● **TASK OBJECTIVE**
Output every entry exactly, from the first line to the last.

● **Stored dataset items**
::::::::::

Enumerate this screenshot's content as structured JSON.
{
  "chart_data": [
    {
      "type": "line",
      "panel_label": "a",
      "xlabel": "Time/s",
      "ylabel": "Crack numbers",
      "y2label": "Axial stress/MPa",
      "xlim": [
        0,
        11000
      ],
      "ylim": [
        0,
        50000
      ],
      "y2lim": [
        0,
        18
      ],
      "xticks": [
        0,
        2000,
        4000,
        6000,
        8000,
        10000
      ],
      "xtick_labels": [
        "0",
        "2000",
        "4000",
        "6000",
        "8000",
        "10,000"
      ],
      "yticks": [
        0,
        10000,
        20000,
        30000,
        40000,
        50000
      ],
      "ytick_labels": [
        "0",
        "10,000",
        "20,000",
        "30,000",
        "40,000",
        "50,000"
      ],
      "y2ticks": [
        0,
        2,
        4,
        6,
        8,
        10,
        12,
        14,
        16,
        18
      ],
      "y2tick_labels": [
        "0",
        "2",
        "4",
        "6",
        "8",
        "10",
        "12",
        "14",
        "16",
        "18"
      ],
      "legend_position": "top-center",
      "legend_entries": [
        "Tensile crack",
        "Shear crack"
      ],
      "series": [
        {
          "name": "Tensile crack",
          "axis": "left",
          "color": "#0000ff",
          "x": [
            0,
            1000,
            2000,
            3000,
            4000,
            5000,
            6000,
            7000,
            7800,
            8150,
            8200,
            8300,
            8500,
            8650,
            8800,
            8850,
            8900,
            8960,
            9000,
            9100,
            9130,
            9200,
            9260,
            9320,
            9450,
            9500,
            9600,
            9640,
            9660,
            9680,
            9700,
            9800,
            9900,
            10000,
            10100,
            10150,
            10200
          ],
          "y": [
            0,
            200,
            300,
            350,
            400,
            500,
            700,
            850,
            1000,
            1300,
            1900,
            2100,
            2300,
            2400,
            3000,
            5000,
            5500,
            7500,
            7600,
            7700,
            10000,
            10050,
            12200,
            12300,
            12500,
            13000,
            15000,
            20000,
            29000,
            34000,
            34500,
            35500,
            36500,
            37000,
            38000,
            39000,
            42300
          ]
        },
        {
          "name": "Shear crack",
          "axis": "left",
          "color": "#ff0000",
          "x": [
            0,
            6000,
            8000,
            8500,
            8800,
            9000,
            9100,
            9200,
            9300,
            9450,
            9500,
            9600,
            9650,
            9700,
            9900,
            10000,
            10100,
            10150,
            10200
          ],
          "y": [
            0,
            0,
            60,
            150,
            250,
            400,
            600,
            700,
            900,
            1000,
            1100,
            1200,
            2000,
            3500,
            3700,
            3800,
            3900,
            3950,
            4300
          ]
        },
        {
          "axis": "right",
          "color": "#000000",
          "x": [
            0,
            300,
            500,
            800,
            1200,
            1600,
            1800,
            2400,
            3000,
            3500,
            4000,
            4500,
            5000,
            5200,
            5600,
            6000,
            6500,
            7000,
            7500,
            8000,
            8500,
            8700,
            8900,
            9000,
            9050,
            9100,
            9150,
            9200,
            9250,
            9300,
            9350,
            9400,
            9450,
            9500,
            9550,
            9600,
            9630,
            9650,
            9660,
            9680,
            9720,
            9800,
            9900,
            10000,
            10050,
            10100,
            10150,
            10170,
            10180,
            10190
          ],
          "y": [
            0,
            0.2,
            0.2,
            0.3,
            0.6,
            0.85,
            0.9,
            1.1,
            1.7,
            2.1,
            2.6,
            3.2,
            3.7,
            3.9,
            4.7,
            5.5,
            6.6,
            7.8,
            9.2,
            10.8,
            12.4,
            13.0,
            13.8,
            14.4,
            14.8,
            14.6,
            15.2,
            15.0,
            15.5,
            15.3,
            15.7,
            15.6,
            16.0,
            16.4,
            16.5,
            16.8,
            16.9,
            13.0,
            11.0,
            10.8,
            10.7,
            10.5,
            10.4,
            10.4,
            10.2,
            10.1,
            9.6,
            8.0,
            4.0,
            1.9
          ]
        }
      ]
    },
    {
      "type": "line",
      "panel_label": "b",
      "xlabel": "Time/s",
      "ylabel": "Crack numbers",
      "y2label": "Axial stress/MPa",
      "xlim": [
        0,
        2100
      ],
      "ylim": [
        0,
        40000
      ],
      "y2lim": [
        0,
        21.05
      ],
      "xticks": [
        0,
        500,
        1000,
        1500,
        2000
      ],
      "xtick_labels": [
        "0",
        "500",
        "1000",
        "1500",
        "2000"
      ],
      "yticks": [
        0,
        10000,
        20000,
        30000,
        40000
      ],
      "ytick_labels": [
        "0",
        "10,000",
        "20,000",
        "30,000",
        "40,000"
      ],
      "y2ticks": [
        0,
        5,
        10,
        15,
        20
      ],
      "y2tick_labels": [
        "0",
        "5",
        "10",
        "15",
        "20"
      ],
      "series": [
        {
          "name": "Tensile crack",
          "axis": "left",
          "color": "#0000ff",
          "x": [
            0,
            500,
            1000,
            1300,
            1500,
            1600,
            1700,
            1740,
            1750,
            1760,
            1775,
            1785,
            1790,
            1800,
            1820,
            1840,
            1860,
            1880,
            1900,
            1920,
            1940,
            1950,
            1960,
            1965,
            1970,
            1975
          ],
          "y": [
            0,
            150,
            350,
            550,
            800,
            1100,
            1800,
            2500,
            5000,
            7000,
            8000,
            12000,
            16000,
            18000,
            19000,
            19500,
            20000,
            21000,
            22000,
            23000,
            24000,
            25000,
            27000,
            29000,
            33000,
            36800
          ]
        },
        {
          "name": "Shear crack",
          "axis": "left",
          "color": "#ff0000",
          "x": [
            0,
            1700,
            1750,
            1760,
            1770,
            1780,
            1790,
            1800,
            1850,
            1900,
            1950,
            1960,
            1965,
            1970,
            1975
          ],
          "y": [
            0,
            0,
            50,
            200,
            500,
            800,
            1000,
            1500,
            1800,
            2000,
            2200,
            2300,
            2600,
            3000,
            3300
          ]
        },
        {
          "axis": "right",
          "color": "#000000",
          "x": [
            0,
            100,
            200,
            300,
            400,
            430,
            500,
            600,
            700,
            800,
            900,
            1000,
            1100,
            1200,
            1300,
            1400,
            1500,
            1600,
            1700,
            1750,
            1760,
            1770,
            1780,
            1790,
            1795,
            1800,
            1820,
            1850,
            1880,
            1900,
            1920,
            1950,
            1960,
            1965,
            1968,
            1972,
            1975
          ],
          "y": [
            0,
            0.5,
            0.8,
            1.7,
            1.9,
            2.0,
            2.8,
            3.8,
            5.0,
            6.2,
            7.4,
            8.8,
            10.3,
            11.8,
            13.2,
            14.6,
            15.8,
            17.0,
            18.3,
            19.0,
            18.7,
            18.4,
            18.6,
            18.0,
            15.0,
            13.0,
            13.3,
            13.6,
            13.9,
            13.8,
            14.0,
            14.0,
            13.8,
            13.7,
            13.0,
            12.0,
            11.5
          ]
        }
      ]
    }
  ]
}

::::::::::

● **COMPLETE ANSWER**
Enumerate this screenshot's content as structured JSON.
{
  "chart_data": [
    {
      "type": "line",
      "panel_label": "a",
      "xlabel": "Time/s",
      "ylabel": "Crack numbers",
      "y2label": "Axial stress/MPa",
      "xlim": [
        0,
        11000
      ],
      "ylim": [
        0,
        50000
      ],
      "y2lim": [
        0,
        18
      ],
      "xticks": [
        0,
        2000,
        4000,
        6000,
        8000,
        10000
      ],
      "xtick_labels": [
        "0",
        "2000",
        "4000",
        "6000",
        "8000",
        "10,000"
      ],
      "yticks": [
        0,
        10000,
        20000,
        30000,
        40000,
        50000
      ],
      "ytick_labels": [
        "0",
        "10,000",
        "20,000",
        "30,000",
        "40,000",
        "50,000"
      ],
      "y2ticks": [
        0,
        2,
        4,
        6,
        8,
        10,
        12,
        14,
        16,
        18
      ],
      "y2tick_labels": [
        "0",
        "2",
        "4",
        "6",
        "8",
        "10",
        "12",
        "14",
        "16",
        "18"
      ],
      "legend_position": "top-center",
      "legend_entries": [
        "Tensile crack",
        "Shear crack"
      ],
      "series": [
        {
          "name": "Tensile crack",
          "axis": "left",
          "color": "#0000ff",
          "x": [
            0,
            1000,
            2000,
            3000,
            4000,
            5000,
            6000,
            7000,
            7800,
            8150,
            8200,
            8300,
            8500,
            8650,
            8800,
            8850,
            8900,
            8960,
            9000,
            9100,
            9130,
            9200,
            9260,
            9320,
            9450,
            9500,
            9600,
            9640,
            9660,
            9680,
            9700,
            9800,
            9900,
            10000,
            10100,
            10150,
            10200
          ],
          "y": [
            0,
            200,
            300,
            350,
            400,
            500,
            700,
            850,
            1000,
            1300,
            1900,
            2100,
            2300,
            2400,
            3000,
            5000,
            5500,
            7500,
            7600,
            7700,
            10000,
            10050,
            12200,
            12300,
            12500,
            13000,
            15000,
            20000,
            29000,
            34000,
            34500,
            35500,
            36500,
            37000,
            38000,
            39000,
            42300
          ]
        },
        {
          "name": "Shear crack",
          "axis": "left",
          "color": "#ff0000",
          "x": [
            0,
            6000,
            8000,
            8500,
            8800,
            9000,
            9100,
            9200,
            9300,
            9450,
            9500,
            9600,
            9650,
            9700,
            9900,
            10000,
            10100,
            10150,
            10200
          ],
          "y": [
            0,
            0,
            60,
            150,
            250,
            400,
            600,
            700,
            900,
            1000,
            1100,
            1200,
            2000,
            3500,
            3700,
            3800,
            3900,
            3950,
            4300
          ]
        },
        {
          "axis": "right",
          "color": "#000000",
          "x": [
            0,
            300,
            500,
            800,
            1200,
            1600,
            1800,
            2400,
            3000,
            3500,
            4000,
            4500,
            5000,
            5200,
            5600,
            6000,
            6500,
            7000,
            7500,
            8000,
            8500,
            8700,
            8900,
            9000,
            9050,
            9100,
            9150,
            9200,
            9250,
            9300,
            9350,
            9400,
            9450,
            9500,
            9550,
            9600,
            9630,
            9650,
            9660,
            9680,
            9720,
            9800,
            9900,
            10000,
            10050,
            10100,
            10150,
            10170,
            10180,
            10190
          ],
          "y": [
            0,
            0.2,
            0.2,
            0.3,
            0.6,
            0.85,
            0.9,
            1.1,
            1.7,
            2.1,
            2.6,
            3.2,
            3.7,
            3.9,
            4.7,
            5.5,
            6.6,
            7.8,
            9.2,
            10.8,
            12.4,
            13.0,
            13.8,
            14.4,
            14.8,
            14.6,
            15.2,
            15.0,
            15.5,
            15.3,
            15.7,
            15.6,
            16.0,
            16.4,
            16.5,
            16.8,
            16.9,
            13.0,
            11.0,
            10.8,
            10.7,
            10.5,
            10.4,
            10.4,
            10.2,
            10.1,
            9.6,
            8.0,
            4.0,
            1.9
          ]
        }
      ]
    },
    {
      "type": "line",
      "panel_label": "b",
      "xlabel": "Time/s",
      "ylabel": "Crack numbers",
      "y2label": "Axial stress/MPa",
      "xlim": [
        0,
        2100
      ],
      "ylim": [
        0,
        40000
      ],
      "y2lim": [
        0,
        21.05
      ],
      "xticks": [
        0,
        500,
        1000,
        1500,
        2000
      ],
      "xtick_labels": [
        "0",
        "500",
        "1000",
        "1500",
        "2000"
      ],
      "yticks": [
        0,
        10000,
        20000,
        30000,
        40000
      ],
      "ytick_labels": [
        "0",
        "10,000",
        "20,000",
        "30,000",
        "40,000"
      ],
      "y2ticks": [
        0,
        5,
        10,
        15,
        20
      ],
      "y2tick_labels": [
        "0",
        "5",
        "10",
        "15",
        "20"
      ],
      "series": [
        {
          "name": "Tensile crack",
          "axis": "left",
          "color": "#0000ff",
          "x": [
            0,
            500,
            1000,
            1300,
            1500,
            1600,
            1700,
            1740,
            1750,
            1760,
            1775,
            1785,
            1790,
            1800,
            1820,
            1840,
            1860,
            1880,
            1900,
            1920,
            1940,
            1950,
            1960,
            1965,
            1970,
            1975
          ],
          "y": [
            0,
            150,
            350,
            550,
            800,
            1100,
            1800,
            2500,
            5000,
            7000,
            8000,
            12000,
            16000,
            18000,
            19000,
            19500,
            20000,
            21000,
            22000,
            23000,
            24000,
            25000,
            27000,
            29000,
            33000,
            36800
          ]
        },
        {
          "name": "Shear crack",
          "axis": "left",
          "color": "#ff0000",
          "x": [
            0,
            1700,
            1750,
            1760,
            1770,
            1780,
            1790,
            1800,
            1850,
            1900,
            1950,
            1960,
            1965,
            1970,
            1975
          ],
          "y": [
            0,
            0,
            50,
            200,
            500,
            800,
            1000,
            1500,
            1800,
            2000,
            2200,
            2300,
            2600,
            3000,
            3300
          ]
        },
        {
          "axis": "right",
          "color": "#000000",
          "x": [
            0,
            100,
            200,
            300,
            400,
            430,
            500,
            600,
            700,
            800,
            900,
            1000,
            1100,
            1200,
            1300,
            1400,
            1500,
            1600,
            1700,
            1750,
            1760,
            1770,
            1780,
            1790,
            1795,
            1800,
            1820,
            1850,
            1880,
            1900,
            1920,
            1950,
            1960,
            1965,
            1968,
            1972,
            1975
          ],
          "y": [
            0,
            0.5,
            0.8,
            1.7,
            1.9,
            2.0,
            2.8,
            3.8,
            5.0,
            6.2,
            7.4,
            8.8,
            10.3,
            11.8,
            13.2,
            14.6,
            15.8,
            17.0,
            18.3,
            19.0,
            18.7,
            18.4,
            18.6,
            18.0,
            15.0,
            13.0,
            13.3,
            13.6,
            13.9,
            13.8,
            14.0,
            14.0,
            13.8,
            13.7,
            13.0,
            12.0,
            11.5
          ]
        }
      ]
    }
  ]
}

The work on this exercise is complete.